- PROMPT
In the material below, identify each line bearing the word "クエーカー". Reproduce those lines.

# DATA FOR THE TASK start

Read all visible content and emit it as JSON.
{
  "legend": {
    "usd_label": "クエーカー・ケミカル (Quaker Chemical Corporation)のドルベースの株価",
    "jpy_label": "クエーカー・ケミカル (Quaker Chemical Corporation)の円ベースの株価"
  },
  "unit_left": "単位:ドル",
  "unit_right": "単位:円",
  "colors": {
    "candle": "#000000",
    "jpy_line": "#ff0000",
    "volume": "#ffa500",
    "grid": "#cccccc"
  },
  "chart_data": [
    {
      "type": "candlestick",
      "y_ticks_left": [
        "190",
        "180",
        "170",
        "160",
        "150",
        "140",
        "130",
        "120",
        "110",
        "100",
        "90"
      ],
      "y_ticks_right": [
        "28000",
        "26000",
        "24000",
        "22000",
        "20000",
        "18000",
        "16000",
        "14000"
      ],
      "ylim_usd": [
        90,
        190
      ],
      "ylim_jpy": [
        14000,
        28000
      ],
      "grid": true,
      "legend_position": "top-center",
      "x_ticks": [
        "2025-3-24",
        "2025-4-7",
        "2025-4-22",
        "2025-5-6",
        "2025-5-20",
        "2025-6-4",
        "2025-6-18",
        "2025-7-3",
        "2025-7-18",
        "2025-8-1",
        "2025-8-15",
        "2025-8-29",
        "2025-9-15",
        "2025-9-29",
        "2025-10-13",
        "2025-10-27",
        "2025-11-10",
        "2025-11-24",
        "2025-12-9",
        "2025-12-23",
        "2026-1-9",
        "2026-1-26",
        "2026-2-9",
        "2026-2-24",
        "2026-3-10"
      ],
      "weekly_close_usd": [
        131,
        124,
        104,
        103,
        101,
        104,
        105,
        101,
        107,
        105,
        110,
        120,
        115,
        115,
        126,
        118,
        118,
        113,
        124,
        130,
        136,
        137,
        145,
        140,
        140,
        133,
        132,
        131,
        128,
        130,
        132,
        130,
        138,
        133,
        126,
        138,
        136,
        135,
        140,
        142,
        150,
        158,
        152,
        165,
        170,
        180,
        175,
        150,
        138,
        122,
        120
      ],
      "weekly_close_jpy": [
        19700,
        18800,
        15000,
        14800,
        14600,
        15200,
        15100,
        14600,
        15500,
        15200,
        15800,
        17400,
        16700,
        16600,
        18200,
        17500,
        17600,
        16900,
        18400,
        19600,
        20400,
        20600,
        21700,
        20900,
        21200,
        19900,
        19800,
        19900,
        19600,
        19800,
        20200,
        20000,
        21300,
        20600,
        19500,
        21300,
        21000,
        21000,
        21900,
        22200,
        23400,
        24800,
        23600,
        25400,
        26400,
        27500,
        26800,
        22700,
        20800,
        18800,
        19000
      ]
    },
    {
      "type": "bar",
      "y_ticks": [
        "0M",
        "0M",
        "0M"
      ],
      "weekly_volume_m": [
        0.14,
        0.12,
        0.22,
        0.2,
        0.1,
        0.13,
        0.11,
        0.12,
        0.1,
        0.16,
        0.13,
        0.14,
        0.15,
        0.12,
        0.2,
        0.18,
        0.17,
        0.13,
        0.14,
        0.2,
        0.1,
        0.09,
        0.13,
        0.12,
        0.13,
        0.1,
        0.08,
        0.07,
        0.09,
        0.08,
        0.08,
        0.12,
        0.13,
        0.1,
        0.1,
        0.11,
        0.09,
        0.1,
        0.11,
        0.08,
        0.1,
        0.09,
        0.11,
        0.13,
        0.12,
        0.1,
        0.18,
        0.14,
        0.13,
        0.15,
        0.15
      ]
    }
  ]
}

# DATA FOR THE TASK end

- FINAL ANSWER
    "usd_label": "クエーカー・ケミカル (Quaker Chemical Corporation)のドルベースの株価",
    "jpy_label": "クエーカー・ケミカル (Quaker Chemical Corporation)の円ベースの株価"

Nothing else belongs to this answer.